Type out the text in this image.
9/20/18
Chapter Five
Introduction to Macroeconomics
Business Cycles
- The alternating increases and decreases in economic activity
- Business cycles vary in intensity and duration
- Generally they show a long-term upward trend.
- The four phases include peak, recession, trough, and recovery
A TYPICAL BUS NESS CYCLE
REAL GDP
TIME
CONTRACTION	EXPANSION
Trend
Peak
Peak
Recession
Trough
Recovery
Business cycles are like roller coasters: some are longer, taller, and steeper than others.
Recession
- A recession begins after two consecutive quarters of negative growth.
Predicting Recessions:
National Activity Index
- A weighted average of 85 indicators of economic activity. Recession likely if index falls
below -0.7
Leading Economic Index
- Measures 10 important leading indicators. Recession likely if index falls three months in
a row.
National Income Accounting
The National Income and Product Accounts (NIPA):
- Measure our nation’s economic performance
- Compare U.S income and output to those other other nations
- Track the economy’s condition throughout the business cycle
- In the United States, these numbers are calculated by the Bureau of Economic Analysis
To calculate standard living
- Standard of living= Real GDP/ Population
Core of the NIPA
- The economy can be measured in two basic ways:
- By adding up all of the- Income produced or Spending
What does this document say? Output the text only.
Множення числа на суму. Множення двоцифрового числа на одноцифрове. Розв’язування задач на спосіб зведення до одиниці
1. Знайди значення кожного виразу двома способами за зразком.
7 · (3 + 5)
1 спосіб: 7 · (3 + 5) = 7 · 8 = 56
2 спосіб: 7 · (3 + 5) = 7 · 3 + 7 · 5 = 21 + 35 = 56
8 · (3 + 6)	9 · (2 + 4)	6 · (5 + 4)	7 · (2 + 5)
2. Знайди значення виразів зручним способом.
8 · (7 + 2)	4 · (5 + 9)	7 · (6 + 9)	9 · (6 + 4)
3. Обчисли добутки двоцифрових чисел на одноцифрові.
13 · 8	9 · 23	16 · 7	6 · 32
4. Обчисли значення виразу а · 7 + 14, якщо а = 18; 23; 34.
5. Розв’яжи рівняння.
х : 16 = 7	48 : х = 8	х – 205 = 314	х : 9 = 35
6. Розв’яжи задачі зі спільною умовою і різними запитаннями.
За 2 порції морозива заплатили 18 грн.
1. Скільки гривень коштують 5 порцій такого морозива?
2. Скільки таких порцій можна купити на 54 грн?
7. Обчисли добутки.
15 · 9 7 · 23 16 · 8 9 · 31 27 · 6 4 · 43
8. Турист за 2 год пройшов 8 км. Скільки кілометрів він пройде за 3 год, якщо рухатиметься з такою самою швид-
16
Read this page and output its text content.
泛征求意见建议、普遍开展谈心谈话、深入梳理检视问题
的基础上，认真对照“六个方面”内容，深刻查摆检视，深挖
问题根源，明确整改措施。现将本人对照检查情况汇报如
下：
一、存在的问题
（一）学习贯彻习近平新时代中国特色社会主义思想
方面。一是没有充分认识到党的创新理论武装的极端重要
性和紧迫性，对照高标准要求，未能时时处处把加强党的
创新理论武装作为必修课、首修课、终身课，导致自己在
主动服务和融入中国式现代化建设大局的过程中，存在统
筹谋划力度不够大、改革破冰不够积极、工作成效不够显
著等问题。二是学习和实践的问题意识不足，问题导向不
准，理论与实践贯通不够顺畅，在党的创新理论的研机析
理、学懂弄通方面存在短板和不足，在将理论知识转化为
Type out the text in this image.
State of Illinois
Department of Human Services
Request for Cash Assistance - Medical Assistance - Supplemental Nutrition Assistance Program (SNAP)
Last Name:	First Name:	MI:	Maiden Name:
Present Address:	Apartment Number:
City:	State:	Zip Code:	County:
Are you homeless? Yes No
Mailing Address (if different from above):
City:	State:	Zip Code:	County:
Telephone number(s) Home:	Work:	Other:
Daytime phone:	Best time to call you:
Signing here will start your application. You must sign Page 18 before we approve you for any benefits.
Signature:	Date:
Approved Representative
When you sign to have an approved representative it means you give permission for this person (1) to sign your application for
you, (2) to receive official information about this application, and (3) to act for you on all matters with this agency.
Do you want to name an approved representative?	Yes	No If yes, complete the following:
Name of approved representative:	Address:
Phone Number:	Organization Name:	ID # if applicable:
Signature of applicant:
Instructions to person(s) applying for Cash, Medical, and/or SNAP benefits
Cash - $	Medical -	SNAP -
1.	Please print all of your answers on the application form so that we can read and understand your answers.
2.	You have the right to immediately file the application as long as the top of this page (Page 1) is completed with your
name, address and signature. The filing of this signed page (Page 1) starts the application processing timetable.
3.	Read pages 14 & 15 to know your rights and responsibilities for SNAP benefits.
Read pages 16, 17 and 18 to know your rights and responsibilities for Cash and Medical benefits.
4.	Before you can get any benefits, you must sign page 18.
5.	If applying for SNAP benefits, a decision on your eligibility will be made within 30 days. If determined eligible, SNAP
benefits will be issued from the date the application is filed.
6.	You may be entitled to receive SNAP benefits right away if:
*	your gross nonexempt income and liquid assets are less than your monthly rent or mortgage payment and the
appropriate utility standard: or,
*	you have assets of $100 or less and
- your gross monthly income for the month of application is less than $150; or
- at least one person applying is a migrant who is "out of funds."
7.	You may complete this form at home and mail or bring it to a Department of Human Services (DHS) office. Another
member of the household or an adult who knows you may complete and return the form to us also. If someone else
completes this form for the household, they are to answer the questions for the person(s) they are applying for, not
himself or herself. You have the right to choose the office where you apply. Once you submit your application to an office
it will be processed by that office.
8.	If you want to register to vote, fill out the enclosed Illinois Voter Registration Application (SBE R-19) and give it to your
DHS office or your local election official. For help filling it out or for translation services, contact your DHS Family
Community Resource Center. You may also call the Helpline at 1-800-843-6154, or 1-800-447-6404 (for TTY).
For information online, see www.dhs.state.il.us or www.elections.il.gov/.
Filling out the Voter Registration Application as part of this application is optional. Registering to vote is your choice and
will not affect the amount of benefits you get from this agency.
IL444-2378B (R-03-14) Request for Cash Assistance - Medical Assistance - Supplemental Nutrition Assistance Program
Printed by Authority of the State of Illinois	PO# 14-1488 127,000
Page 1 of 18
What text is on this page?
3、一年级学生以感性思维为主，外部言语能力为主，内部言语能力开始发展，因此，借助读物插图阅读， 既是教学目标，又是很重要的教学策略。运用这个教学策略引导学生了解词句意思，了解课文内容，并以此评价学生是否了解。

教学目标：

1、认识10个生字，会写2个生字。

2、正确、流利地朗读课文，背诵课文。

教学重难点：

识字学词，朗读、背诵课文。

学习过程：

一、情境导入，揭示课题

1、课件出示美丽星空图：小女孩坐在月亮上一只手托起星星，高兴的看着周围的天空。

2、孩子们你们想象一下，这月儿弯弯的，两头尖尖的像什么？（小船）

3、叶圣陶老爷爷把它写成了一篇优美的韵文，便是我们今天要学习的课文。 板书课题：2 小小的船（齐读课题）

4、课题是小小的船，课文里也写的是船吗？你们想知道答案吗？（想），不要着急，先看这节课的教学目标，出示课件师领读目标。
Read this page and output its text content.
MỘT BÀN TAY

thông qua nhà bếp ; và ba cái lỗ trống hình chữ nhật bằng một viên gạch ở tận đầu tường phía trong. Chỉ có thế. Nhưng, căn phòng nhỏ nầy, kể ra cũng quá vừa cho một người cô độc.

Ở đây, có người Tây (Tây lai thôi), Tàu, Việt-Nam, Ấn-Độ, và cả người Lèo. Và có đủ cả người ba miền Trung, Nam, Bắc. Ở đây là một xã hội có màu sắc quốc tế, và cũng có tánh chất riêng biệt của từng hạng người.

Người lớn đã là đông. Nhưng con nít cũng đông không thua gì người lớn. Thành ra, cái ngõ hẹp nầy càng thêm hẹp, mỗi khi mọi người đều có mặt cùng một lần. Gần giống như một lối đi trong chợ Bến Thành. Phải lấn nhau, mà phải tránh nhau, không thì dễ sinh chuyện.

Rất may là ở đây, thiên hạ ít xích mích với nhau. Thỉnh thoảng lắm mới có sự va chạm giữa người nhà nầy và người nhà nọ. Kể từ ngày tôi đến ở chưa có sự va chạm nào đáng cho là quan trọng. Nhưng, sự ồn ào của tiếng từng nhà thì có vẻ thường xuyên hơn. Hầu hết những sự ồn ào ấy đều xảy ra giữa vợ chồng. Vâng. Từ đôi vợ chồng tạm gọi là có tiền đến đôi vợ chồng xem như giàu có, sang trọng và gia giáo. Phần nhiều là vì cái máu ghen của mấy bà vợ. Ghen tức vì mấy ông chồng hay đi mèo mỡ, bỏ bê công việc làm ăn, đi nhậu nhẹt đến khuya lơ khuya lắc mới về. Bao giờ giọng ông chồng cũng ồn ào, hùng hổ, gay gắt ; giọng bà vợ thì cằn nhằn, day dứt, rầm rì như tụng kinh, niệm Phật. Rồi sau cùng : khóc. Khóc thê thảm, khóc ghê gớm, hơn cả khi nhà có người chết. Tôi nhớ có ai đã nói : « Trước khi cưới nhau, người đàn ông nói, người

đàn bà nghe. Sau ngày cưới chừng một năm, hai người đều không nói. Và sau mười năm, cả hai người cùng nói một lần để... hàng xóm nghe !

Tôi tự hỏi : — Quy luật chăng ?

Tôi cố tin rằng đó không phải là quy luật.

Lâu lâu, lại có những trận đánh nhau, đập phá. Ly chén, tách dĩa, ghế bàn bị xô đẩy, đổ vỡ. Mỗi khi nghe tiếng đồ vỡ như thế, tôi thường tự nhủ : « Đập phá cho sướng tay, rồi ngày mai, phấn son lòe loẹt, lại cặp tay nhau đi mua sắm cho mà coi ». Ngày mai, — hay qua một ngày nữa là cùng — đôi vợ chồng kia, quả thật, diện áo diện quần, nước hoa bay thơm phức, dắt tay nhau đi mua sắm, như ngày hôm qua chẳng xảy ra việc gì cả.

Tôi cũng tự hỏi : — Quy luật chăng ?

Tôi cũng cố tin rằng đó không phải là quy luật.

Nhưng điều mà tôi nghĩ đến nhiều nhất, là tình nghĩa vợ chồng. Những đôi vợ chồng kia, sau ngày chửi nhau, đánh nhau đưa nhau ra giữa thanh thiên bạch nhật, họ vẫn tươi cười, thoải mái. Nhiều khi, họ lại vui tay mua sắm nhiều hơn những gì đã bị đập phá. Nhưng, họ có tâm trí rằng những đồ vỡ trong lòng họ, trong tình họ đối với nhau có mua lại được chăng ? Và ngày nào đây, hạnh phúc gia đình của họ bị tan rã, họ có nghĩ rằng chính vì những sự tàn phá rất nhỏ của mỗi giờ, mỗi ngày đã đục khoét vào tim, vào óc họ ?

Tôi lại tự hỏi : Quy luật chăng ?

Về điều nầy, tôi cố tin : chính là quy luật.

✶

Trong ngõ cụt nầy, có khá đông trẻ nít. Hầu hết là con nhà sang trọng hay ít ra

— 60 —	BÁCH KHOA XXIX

···

* Challenge: Check each line of the entries for the string "indicators". Copy the lines that have it.

* Exercise result:
- A weighted average of 85 indicators of economic activity. Recession likely if index falls
- Measures 10 important leading indicators. Recession likely if index falls three months in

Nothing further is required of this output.